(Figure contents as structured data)
- - - - -

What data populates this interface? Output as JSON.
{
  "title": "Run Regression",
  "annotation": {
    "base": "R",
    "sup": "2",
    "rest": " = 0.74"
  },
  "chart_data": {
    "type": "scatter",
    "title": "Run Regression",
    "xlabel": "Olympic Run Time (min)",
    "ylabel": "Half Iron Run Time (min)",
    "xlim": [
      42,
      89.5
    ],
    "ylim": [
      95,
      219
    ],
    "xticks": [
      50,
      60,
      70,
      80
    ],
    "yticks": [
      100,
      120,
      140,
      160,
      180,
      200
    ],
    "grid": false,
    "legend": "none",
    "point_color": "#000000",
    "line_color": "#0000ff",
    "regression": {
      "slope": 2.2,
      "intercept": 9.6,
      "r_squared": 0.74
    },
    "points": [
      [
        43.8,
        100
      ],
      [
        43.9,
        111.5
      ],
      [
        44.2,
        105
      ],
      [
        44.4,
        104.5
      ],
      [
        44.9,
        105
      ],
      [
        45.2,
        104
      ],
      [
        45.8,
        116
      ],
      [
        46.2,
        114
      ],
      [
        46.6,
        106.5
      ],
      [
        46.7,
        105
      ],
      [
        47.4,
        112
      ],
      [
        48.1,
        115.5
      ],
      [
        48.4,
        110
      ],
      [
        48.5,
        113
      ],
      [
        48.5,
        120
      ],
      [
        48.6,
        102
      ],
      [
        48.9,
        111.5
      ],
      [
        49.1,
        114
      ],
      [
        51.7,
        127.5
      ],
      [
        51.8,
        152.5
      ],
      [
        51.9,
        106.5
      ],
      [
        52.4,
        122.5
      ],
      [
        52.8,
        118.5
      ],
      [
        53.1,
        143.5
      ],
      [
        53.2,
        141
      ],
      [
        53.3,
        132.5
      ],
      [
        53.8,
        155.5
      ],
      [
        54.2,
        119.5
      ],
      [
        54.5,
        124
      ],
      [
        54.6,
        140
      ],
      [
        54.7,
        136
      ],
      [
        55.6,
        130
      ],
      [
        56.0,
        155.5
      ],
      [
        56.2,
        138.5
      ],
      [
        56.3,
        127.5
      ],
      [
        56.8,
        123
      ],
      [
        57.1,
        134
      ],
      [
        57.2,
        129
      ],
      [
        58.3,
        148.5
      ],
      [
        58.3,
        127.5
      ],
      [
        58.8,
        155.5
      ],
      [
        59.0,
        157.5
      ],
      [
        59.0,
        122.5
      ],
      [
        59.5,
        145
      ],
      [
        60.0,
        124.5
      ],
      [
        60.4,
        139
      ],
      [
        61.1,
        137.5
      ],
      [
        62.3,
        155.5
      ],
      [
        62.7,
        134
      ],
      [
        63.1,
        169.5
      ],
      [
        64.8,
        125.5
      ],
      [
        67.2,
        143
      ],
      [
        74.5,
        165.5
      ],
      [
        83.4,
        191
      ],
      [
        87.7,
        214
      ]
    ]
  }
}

- - - - -

What the exercise asks: Copy out every line of the data that includes the word "title".

Expected answer:
  "title": "Run Regression",
    "title": "Run Regression",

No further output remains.